Dataset records of document pages
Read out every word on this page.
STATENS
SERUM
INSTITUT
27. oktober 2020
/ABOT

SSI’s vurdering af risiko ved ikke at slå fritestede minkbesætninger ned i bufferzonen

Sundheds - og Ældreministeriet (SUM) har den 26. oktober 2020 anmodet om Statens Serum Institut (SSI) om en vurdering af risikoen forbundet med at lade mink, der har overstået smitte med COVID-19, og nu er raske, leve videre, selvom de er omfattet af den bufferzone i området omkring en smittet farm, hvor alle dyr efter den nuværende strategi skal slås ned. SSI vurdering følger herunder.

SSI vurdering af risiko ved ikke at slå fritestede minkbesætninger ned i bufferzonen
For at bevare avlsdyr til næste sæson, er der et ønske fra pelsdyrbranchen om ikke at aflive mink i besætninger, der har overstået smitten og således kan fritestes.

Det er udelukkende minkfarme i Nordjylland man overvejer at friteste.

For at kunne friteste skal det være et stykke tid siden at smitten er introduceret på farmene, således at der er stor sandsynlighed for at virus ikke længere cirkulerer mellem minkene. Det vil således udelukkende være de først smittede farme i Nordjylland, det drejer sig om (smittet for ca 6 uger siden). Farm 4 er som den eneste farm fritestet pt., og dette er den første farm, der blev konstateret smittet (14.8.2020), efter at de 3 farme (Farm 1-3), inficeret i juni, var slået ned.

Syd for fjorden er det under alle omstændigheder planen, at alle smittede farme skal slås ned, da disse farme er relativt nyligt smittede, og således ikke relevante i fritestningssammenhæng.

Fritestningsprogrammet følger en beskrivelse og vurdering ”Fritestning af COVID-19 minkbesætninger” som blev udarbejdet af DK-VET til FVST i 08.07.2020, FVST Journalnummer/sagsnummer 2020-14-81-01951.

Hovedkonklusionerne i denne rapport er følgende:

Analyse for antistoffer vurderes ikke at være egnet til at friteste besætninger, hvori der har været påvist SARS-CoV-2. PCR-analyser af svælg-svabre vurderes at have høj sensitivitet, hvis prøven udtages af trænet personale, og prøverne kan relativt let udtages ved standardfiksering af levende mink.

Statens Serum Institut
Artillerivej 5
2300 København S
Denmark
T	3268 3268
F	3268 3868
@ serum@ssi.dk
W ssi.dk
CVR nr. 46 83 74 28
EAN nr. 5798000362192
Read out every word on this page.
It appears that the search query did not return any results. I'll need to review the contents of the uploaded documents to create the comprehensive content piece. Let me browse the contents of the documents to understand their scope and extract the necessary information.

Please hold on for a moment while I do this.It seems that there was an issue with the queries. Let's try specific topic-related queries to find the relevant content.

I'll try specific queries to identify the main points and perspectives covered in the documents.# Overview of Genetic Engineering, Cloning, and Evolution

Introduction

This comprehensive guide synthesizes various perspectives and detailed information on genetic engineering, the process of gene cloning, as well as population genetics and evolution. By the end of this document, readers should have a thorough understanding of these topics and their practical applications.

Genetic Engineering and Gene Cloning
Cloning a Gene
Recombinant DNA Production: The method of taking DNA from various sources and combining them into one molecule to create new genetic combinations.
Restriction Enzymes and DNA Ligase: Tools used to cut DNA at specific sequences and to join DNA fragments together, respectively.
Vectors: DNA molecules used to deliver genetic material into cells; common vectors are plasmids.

WHAT THE TASK ASKS –
The answer must consist of every line above that contains the word "their".

EXERCISE ANSWER –
It appears that the search query did not return any results. I'll need to review the contents of the uploaded documents to create the comprehensive content piece. Let me browse the contents of the documents to understand their scope and extract the necessary information.
This comprehensive guide synthesizes various perspectives and detailed information on genetic engineering, the process of gene cloning, as well as population genetics and evolution. By the end of this document, readers should have a thorough understanding of these topics and their practical applications.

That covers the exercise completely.